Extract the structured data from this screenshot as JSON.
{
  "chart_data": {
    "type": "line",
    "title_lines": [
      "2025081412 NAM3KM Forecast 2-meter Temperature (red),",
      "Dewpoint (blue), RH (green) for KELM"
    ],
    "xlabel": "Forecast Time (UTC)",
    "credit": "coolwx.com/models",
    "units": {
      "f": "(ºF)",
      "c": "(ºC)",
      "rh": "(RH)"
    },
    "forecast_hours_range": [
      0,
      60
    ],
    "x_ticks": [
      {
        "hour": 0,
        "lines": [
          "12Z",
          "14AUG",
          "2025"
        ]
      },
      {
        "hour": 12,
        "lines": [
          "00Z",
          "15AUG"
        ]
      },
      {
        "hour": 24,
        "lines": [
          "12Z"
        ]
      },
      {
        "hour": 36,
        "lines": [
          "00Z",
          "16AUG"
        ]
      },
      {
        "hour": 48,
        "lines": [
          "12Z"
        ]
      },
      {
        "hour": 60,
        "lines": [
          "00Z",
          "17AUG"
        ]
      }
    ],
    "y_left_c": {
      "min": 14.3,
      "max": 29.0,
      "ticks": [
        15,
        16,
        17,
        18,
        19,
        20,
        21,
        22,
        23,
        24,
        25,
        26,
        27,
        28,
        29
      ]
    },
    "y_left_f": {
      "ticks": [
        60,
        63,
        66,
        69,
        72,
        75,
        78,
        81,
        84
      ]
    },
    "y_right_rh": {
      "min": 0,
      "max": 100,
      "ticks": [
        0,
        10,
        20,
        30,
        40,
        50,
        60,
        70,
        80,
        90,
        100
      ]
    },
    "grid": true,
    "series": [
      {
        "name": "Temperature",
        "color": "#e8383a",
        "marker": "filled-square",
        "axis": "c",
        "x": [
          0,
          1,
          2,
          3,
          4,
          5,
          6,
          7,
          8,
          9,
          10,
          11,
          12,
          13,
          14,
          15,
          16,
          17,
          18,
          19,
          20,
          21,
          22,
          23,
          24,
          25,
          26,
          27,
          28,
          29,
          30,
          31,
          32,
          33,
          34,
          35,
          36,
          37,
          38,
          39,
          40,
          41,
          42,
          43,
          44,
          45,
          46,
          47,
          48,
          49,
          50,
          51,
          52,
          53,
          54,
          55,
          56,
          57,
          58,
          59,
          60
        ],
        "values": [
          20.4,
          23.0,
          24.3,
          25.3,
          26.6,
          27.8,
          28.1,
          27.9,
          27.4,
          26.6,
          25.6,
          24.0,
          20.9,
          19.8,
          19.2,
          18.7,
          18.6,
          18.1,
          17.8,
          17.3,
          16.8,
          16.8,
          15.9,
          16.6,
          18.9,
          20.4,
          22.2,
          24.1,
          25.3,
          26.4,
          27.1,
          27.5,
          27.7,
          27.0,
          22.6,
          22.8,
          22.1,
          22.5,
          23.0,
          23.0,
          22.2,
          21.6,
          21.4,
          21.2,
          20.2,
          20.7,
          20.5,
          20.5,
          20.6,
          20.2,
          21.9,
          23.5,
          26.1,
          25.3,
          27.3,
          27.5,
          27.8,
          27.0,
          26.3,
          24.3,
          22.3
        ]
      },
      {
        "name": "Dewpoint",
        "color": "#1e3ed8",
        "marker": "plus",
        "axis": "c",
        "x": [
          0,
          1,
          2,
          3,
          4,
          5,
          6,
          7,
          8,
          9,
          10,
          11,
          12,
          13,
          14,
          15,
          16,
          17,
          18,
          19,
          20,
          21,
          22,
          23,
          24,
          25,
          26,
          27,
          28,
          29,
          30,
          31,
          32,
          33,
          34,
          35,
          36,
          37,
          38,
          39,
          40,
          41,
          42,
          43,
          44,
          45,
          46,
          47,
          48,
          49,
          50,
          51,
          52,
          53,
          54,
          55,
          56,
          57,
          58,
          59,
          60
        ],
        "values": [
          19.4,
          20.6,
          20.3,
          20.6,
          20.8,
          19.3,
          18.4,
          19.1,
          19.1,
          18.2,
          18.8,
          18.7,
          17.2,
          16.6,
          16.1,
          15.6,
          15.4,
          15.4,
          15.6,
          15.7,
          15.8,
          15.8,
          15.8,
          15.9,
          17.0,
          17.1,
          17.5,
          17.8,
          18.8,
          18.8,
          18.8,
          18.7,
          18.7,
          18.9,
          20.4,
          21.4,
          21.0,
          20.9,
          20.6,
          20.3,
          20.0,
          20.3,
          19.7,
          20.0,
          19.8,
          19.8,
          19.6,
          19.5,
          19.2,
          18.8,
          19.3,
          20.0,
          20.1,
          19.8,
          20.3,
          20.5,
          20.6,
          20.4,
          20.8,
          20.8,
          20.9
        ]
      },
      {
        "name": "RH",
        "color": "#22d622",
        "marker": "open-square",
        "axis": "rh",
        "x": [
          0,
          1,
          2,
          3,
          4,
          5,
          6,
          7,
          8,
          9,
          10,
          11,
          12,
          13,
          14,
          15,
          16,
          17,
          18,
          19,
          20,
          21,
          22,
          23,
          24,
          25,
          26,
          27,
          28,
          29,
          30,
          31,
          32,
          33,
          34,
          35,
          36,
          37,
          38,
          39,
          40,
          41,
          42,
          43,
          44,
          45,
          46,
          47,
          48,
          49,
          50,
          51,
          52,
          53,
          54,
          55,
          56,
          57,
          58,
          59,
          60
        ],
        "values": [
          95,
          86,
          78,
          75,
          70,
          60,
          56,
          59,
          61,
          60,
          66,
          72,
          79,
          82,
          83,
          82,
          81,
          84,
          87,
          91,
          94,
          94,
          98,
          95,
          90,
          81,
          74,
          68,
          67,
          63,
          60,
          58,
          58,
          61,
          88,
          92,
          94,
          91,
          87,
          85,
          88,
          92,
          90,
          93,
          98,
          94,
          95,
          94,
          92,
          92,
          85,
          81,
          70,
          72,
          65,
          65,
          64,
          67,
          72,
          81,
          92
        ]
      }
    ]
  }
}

········

**WHAT IS BEING ASKED:** Among the lines above, determine how many hold the word "Temperature"; report the figure alone.

**THE OUTPUT:** 2